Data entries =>
+ + + + + + +

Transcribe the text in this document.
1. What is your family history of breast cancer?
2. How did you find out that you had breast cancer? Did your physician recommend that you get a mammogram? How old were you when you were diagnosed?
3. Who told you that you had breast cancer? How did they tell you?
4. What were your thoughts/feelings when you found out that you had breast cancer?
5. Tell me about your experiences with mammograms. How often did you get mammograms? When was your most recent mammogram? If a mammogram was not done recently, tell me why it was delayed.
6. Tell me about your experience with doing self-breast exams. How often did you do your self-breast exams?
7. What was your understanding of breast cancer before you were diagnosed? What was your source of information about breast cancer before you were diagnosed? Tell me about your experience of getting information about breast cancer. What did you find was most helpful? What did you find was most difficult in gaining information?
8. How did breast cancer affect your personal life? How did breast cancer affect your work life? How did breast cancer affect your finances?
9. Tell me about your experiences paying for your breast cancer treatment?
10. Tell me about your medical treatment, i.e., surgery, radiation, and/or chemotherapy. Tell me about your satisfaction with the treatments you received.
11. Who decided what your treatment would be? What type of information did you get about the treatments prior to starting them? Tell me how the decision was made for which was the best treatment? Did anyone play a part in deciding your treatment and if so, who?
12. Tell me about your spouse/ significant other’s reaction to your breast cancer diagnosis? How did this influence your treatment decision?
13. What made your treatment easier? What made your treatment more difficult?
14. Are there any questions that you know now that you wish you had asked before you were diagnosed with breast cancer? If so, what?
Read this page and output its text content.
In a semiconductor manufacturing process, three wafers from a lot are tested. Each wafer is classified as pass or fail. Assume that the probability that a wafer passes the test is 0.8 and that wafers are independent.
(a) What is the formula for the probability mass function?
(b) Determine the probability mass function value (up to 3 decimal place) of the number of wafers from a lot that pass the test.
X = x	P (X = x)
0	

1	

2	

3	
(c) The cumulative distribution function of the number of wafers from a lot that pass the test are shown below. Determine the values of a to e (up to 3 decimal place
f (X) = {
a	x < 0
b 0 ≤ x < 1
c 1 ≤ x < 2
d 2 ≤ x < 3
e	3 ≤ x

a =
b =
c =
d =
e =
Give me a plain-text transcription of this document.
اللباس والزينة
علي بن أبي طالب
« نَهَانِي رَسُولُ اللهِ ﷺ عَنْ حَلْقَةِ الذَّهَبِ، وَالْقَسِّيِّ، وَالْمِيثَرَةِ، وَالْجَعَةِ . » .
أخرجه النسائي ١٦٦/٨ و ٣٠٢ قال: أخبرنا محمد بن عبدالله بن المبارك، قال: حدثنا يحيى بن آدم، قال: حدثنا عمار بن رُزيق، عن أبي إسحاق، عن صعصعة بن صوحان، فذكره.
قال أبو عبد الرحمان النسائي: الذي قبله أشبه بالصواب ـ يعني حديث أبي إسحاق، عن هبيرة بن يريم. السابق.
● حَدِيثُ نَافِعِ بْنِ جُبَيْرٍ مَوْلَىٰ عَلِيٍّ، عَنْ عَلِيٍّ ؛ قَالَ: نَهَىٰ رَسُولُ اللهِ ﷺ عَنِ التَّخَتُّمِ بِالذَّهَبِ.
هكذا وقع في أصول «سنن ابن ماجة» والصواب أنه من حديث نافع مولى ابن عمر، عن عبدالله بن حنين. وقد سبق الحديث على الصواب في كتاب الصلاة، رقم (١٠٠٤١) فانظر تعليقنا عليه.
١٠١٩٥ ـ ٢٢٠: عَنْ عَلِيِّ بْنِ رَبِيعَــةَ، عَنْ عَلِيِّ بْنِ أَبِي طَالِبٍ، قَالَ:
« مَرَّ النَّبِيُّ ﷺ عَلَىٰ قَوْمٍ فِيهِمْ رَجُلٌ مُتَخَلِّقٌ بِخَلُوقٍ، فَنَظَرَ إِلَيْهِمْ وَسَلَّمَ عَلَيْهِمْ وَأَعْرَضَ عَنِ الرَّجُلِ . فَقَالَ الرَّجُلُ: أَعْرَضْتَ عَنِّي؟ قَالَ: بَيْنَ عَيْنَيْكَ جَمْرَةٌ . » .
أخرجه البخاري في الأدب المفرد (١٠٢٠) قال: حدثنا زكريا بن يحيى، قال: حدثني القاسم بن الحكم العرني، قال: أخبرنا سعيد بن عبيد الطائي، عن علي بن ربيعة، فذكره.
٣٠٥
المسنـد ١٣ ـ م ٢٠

+ + + + + + +

EXERCISE =>
The records above should be returned exactly.

SOLUTION TO THIS EXERCISE =>
Transcribe the text in this document.
1. What is your family history of breast cancer?
2. How did you find out that you had breast cancer? Did your physician recommend that you get a mammogram? How old were you when you were diagnosed?
3. Who told you that you had breast cancer? How did they tell you?
4. What were your thoughts/feelings when you found out that you had breast cancer?
5. Tell me about your experiences with mammograms. How often did you get mammograms? When was your most recent mammogram? If a mammogram was not done recently, tell me why it was delayed.
6. Tell me about your experience with doing self-breast exams. How often did you do your self-breast exams?
7. What was your understanding of breast cancer before you were diagnosed? What was your source of information about breast cancer before you were diagnosed? Tell me about your experience of getting information about breast cancer. What did you find was most helpful? What did you find was most difficult in gaining information?
8. How did breast cancer affect your personal life? How did breast cancer affect your work life? How did breast cancer affect your finances?
9. Tell me about your experiences paying for your breast cancer treatment?
10. Tell me about your medical treatment, i.e., surgery, radiation, and/or chemotherapy. Tell me about your satisfaction with the treatments you received.
11. Who decided what your treatment would be? What type of information did you get about the treatments prior to starting them? Tell me how the decision was made for which was the best treatment? Did anyone play a part in deciding your treatment and if so, who?
12. Tell me about your spouse/ significant other’s reaction to your breast cancer diagnosis? How did this influence your treatment decision?
13. What made your treatment easier? What made your treatment more difficult?
14. Are there any questions that you know now that you wish you had asked before you were diagnosed with breast cancer? If so, what?
Read this page and output its text content.
In a semiconductor manufacturing process, three wafers from a lot are tested. Each wafer is classified as pass or fail. Assume that the probability that a wafer passes the test is 0.8 and that wafers are independent.
(a) What is the formula for the probability mass function?
(b) Determine the probability mass function value (up to 3 decimal place) of the number of wafers from a lot that pass the test.
X = x	P (X = x)
0	

1	

2	

3	
(c) The cumulative distribution function of the number of wafers from a lot that pass the test are shown below. Determine the values of a to e (up to 3 decimal place
f (X) = {
a	x < 0
b 0 ≤ x < 1
c 1 ≤ x < 2
d 2 ≤ x < 3
e	3 ≤ x

a =
b =
c =
d =
e =
Give me a plain-text transcription of this document.
اللباس والزينة
علي بن أبي طالب
« نَهَانِي رَسُولُ اللهِ ﷺ عَنْ حَلْقَةِ الذَّهَبِ، وَالْقَسِّيِّ، وَالْمِيثَرَةِ، وَالْجَعَةِ . » .
أخرجه النسائي ١٦٦/٨ و ٣٠٢ قال: أخبرنا محمد بن عبدالله بن المبارك، قال: حدثنا يحيى بن آدم، قال: حدثنا عمار بن رُزيق، عن أبي إسحاق، عن صعصعة بن صوحان، فذكره.
قال أبو عبد الرحمان النسائي: الذي قبله أشبه بالصواب ـ يعني حديث أبي إسحاق، عن هبيرة بن يريم. السابق.
● حَدِيثُ نَافِعِ بْنِ جُبَيْرٍ مَوْلَىٰ عَلِيٍّ، عَنْ عَلِيٍّ ؛ قَالَ: نَهَىٰ رَسُولُ اللهِ ﷺ عَنِ التَّخَتُّمِ بِالذَّهَبِ.
هكذا وقع في أصول «سنن ابن ماجة» والصواب أنه من حديث نافع مولى ابن عمر، عن عبدالله بن حنين. وقد سبق الحديث على الصواب في كتاب الصلاة، رقم (١٠٠٤١) فانظر تعليقنا عليه.
١٠١٩٥ ـ ٢٢٠: عَنْ عَلِيِّ بْنِ رَبِيعَــةَ، عَنْ عَلِيِّ بْنِ أَبِي طَالِبٍ، قَالَ:
« مَرَّ النَّبِيُّ ﷺ عَلَىٰ قَوْمٍ فِيهِمْ رَجُلٌ مُتَخَلِّقٌ بِخَلُوقٍ، فَنَظَرَ إِلَيْهِمْ وَسَلَّمَ عَلَيْهِمْ وَأَعْرَضَ عَنِ الرَّجُلِ . فَقَالَ الرَّجُلُ: أَعْرَضْتَ عَنِّي؟ قَالَ: بَيْنَ عَيْنَيْكَ جَمْرَةٌ . » .
أخرجه البخاري في الأدب المفرد (١٠٢٠) قال: حدثنا زكريا بن يحيى، قال: حدثني القاسم بن الحكم العرني، قال: أخبرنا سعيد بن عبيد الطائي، عن علي بن ربيعة، فذكره.
٣٠٥
المسنـد ١٣ ـ م ٢٠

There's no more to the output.